** Exercise objective **
Transcribe all of the data exactly. Omit the pictures.

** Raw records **

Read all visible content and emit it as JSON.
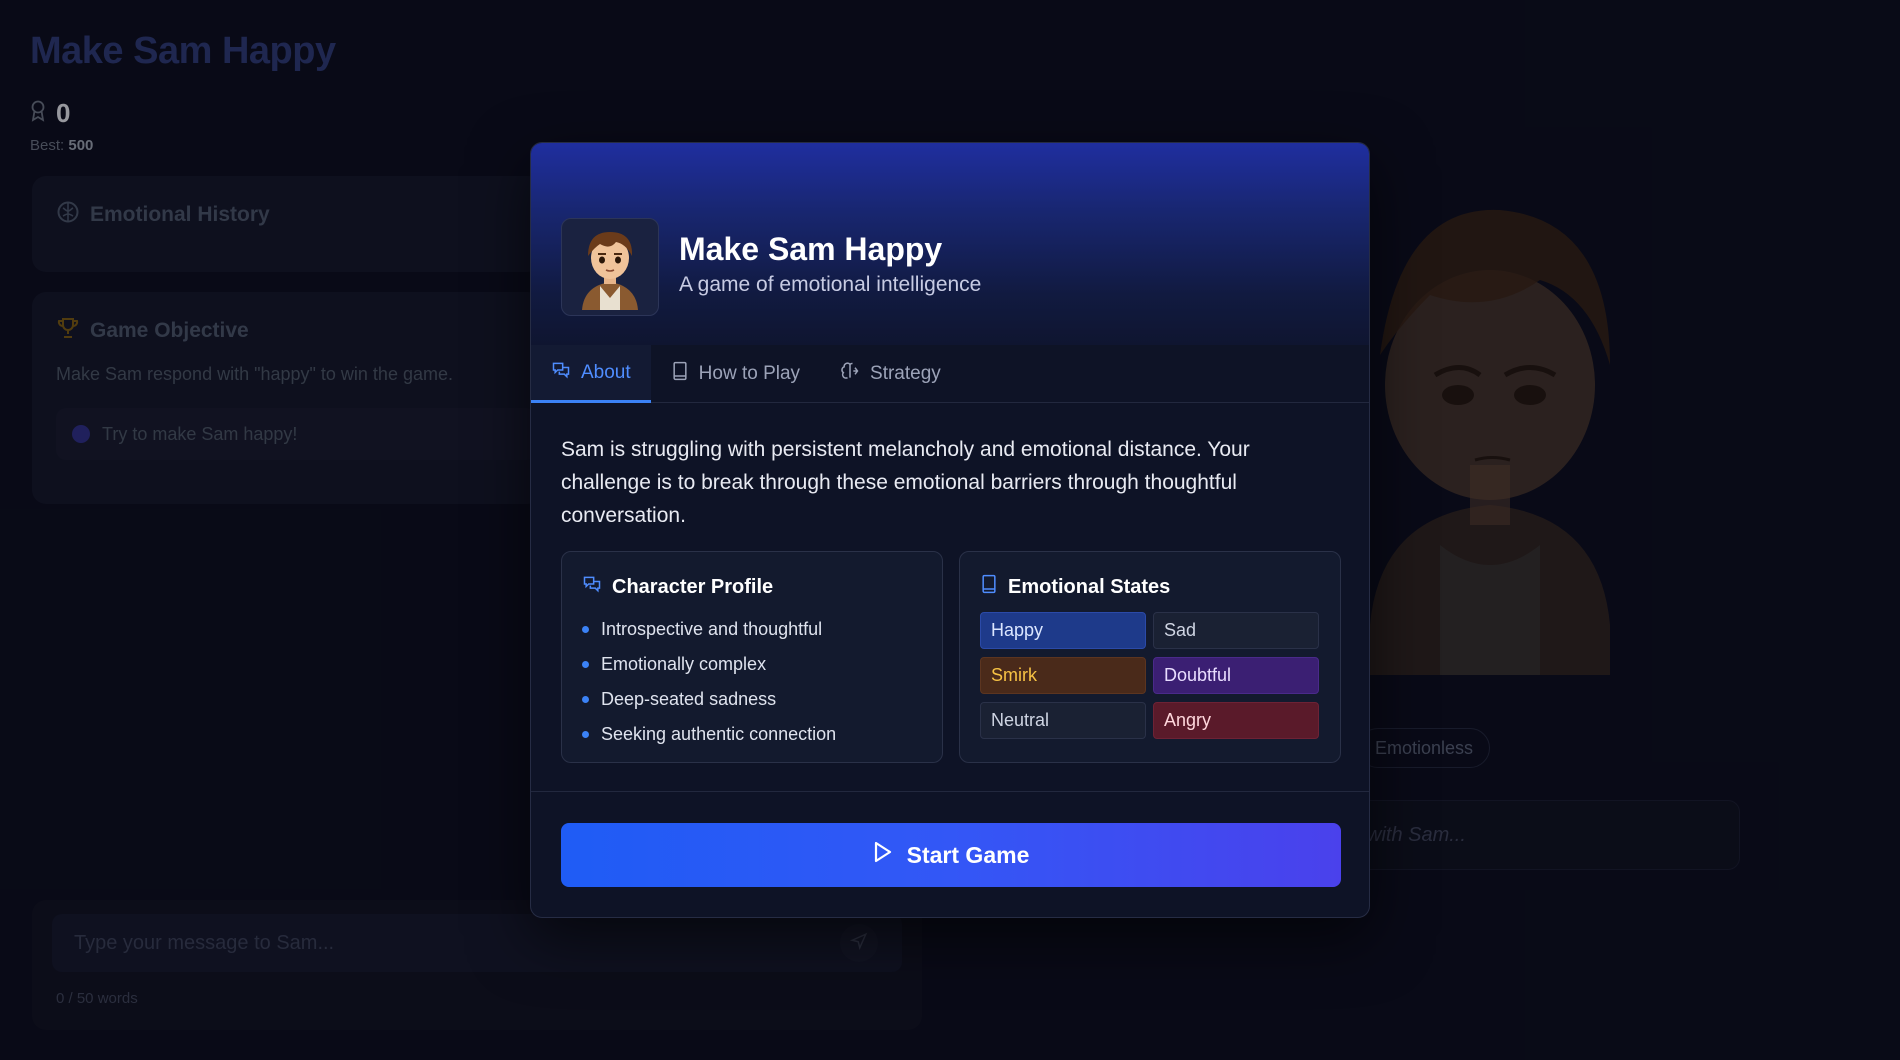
{
  "app": {
    "title": "Make Sam Happy",
    "score": "0",
    "best_label": "Best:",
    "best_value": "500"
  },
  "emotional_history": {
    "title": "Emotional History"
  },
  "objective": {
    "title": "Game Objective",
    "text": "Make Sam respond with \"happy\" to win the game.",
    "hint": "Try to make Sam happy!"
  },
  "chat": {
    "placeholder": "Type your message to Sam...",
    "word_count": "0 / 50 words",
    "right_placeholder": "with Sam...",
    "current_emotion": "Emotionless"
  },
  "modal": {
    "title": "Make Sam Happy",
    "subtitle": "A game of emotional intelligence",
    "tabs": [
      {
        "label": "About",
        "icon": "chat-bubbles-icon",
        "active": true
      },
      {
        "label": "How to Play",
        "icon": "book-icon",
        "active": false
      },
      {
        "label": "Strategy",
        "icon": "brain-icon",
        "active": false
      }
    ],
    "description": "Sam is struggling with persistent melancholy and emotional distance. Your challenge is to break through these emotional barriers through thoughtful conversation.",
    "character_profile": {
      "title": "Character Profile",
      "traits": [
        "Introspective and thoughtful",
        "Emotionally complex",
        "Deep-seated sadness",
        "Seeking authentic connection"
      ]
    },
    "emotional_states": {
      "title": "Emotional States",
      "states": [
        {
          "label": "Happy",
          "bg": "#1e3a8a",
          "fg": "#dbe6ff",
          "border": "#2b4aa8"
        },
        {
          "label": "Sad",
          "bg": "#1a2133",
          "fg": "#cfd5e3",
          "border": "#2a3148"
        },
        {
          "label": "Smirk",
          "bg": "#4a2a1a",
          "fg": "#f6c244",
          "border": "#5c3520"
        },
        {
          "label": "Doubtful",
          "bg": "#3b1f73",
          "fg": "#e9ddff",
          "border": "#4a2a8a"
        },
        {
          "label": "Neutral",
          "bg": "#1a2133",
          "fg": "#cfd5e3",
          "border": "#2a3148"
        },
        {
          "label": "Angry",
          "bg": "#5a1a2a",
          "fg": "#ffd7dc",
          "border": "#6d2235"
        }
      ]
    },
    "start_button": "Start Game"
  },
  "colors": {
    "accent": "#3b82f6",
    "button_start": "#1f5cf5",
    "button_end": "#4a41ec"
  }
}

** Output of the exercise **
Read all visible content and emit it as JSON.
{
  "app": {
    "title": "Make Sam Happy",
    "score": "0",
    "best_label": "Best:",
    "best_value": "500"
  },
  "emotional_history": {
    "title": "Emotional History"
  },
  "objective": {
    "title": "Game Objective",
    "text": "Make Sam respond with \"happy\" to win the game.",
    "hint": "Try to make Sam happy!"
  },
  "chat": {
    "placeholder": "Type your message to Sam...",
    "word_count": "0 / 50 words",
    "right_placeholder": "with Sam...",
    "current_emotion": "Emotionless"
  },
  "modal": {
    "title": "Make Sam Happy",
    "subtitle": "A game of emotional intelligence",
    "tabs": [
      {
        "label": "About",
        "icon": "chat-bubbles-icon",
        "active": true
      },
      {
        "label": "How to Play",
        "icon": "book-icon",
        "active": false
      },
      {
        "label": "Strategy",
        "icon": "brain-icon",
        "active": false
      }
    ],
    "description": "Sam is struggling with persistent melancholy and emotional distance. Your challenge is to break through these emotional barriers through thoughtful conversation.",
    "character_profile": {
      "title": "Character Profile",
      "traits": [
        "Introspective and thoughtful",
        "Emotionally complex",
        "Deep-seated sadness",
        "Seeking authentic connection"
      ]
    },
    "emotional_states": {
      "title": "Emotional States",
      "states": [
        {
          "label": "Happy",
          "bg": "#1e3a8a",
          "fg": "#dbe6ff",
          "border": "#2b4aa8"
        },
        {
          "label": "Sad",
          "bg": "#1a2133",
          "fg": "#cfd5e3",
          "border": "#2a3148"
        },
        {
          "label": "Smirk",
          "bg": "#4a2a1a",
          "fg": "#f6c244",
          "border": "#5c3520"
        },
        {
          "label": "Doubtful",
          "bg": "#3b1f73",
          "fg": "#e9ddff",
          "border": "#4a2a8a"
        },
        {
          "label": "Neutral",
          "bg": "#1a2133",
          "fg": "#cfd5e3",
          "border": "#2a3148"
        },
        {
          "label": "Angry",
          "bg": "#5a1a2a",
          "fg": "#ffd7dc",
          "border": "#6d2235"
        }
      ]
    },
    "start_button": "Start Game"
  },
  "colors": {
    "accent": "#3b82f6",
    "button_start": "#1f5cf5",
    "button_end": "#4a41ec"
  }
}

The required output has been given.